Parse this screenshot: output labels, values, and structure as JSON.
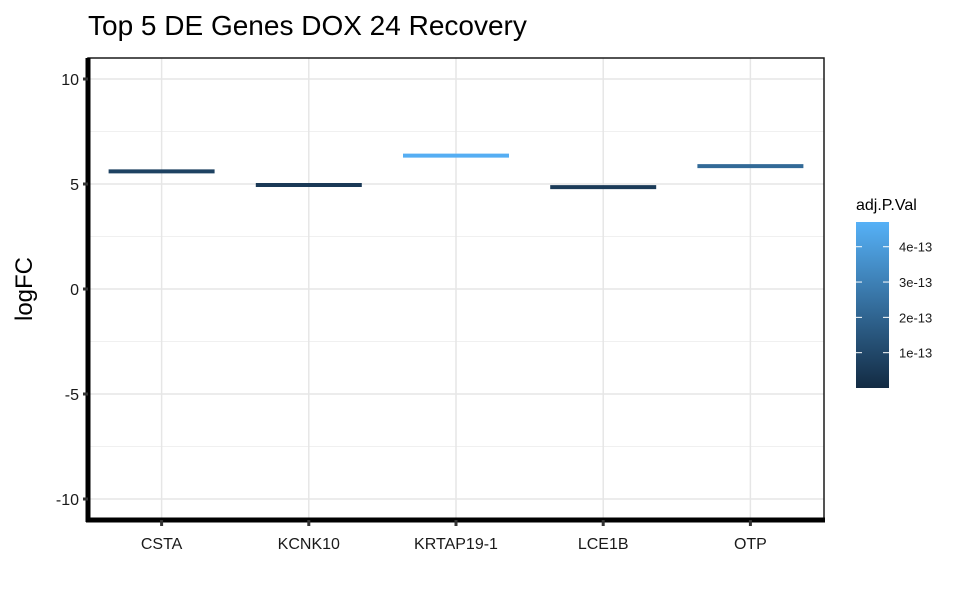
{
  "chart_data": {
    "type": "bar",
    "title": "Top 5 DE Genes DOX 24 Recovery",
    "xlabel": "",
    "ylabel": "logFC",
    "categories": [
      "CSTA",
      "KCNK10",
      "KRTAP19-1",
      "LCE1B",
      "OTP"
    ],
    "values": [
      5.6,
      4.95,
      6.35,
      4.85,
      5.85
    ],
    "color_values": [
      8e-14,
      5e-14,
      4.6e-13,
      5.5e-14,
      2.2e-13
    ],
    "ylim": [
      -11,
      11
    ],
    "yticks": [
      -10,
      -5,
      0,
      5,
      10
    ],
    "ytick_labels": [
      "-10",
      "-5",
      "0",
      "5",
      "10"
    ],
    "grid": true,
    "legend": {
      "title": "adj.P.Val",
      "position": "right",
      "ticks": [
        1e-13,
        2e-13,
        3e-13,
        4e-13
      ],
      "tick_labels": [
        "1e-13",
        "2e-13",
        "3e-13",
        "4e-13"
      ],
      "range": [
        0.0,
        4.7e-13
      ],
      "color_low": "#132b43",
      "color_high": "#56b1f7"
    }
  }
}
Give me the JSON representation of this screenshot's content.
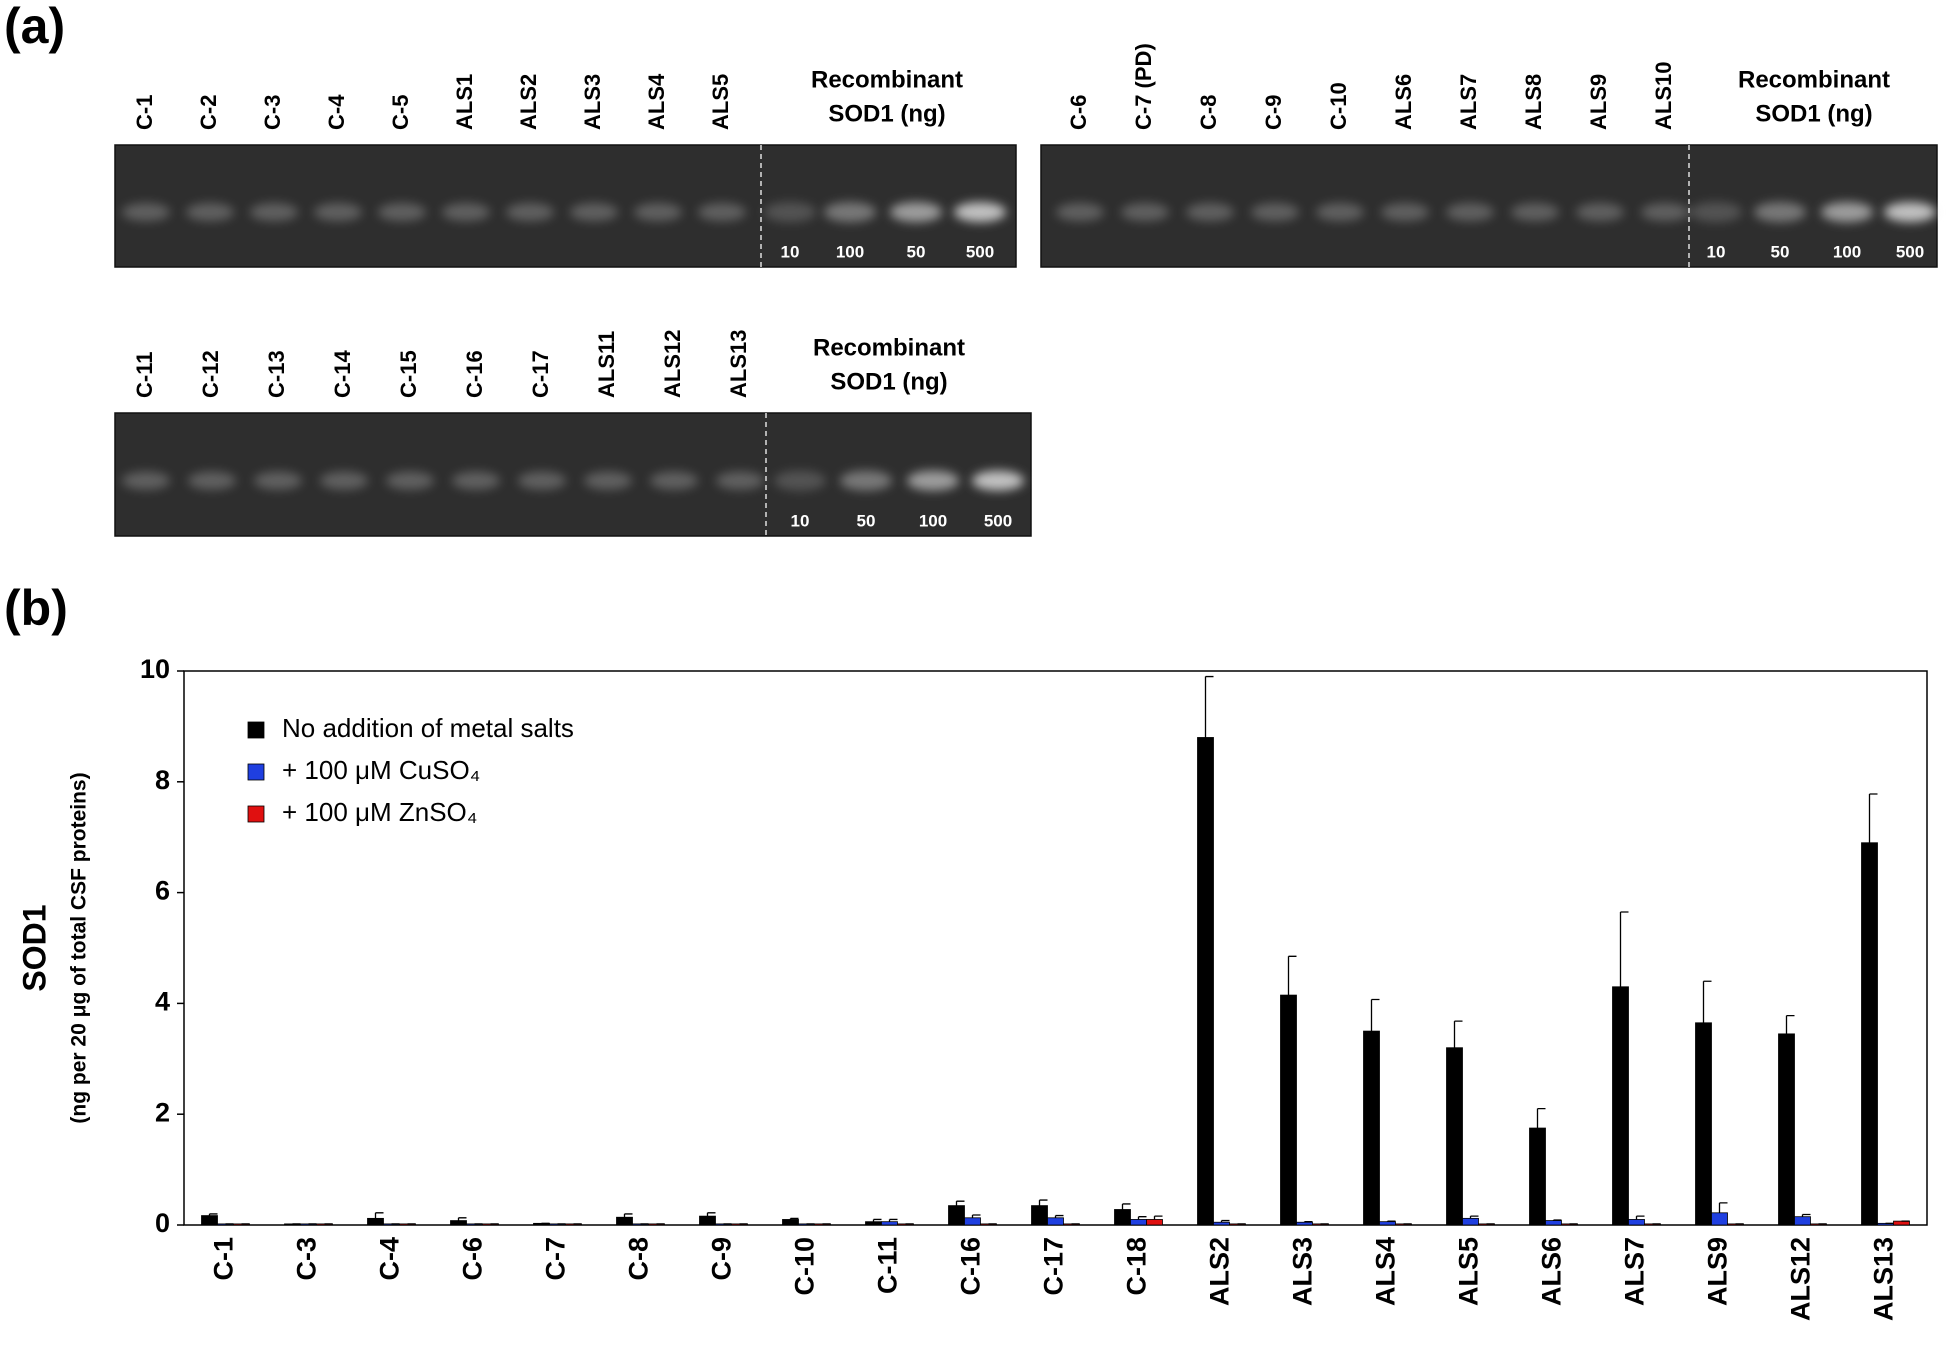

▸ **What you have to do**:
Each line above has to be returned exactly. Drop the pictures.

▸ **Exercise result**:
Parse this screenshot: output labels, values, and structure as JSON.
{
  "chart_data": {
    "type": "bar",
    "title": "Top 5 DE Genes DOX 24 Recovery",
    "xlabel": "",
    "ylabel": "logFC",
    "categories": [
      "CSTA",
      "KCNK10",
      "KRTAP19-1",
      "LCE1B",
      "OTP"
    ],
    "values": [
      5.6,
      4.95,
      6.35,
      4.85,
      5.85
    ],
    "color_values": [
      8e-14,
      5e-14,
      4.6e-13,
      5.5e-14,
      2.2e-13
    ],
    "ylim": [
      -11,
      11
    ],
    "yticks": [
      -10,
      -5,
      0,
      5,
      10
    ],
    "ytick_labels": [
      "-10",
      "-5",
      "0",
      "5",
      "10"
    ],
    "grid": true,
    "legend": {
      "title": "adj.P.Val",
      "position": "right",
      "ticks": [
        1e-13,
        2e-13,
        3e-13,
        4e-13
      ],
      "tick_labels": [
        "1e-13",
        "2e-13",
        "3e-13",
        "4e-13"
      ],
      "range": [
        0.0,
        4.7e-13
      ],
      "color_low": "#132b43",
      "color_high": "#56b1f7"
    }
  }
}
Give me the JSON representation of this screenshot's content.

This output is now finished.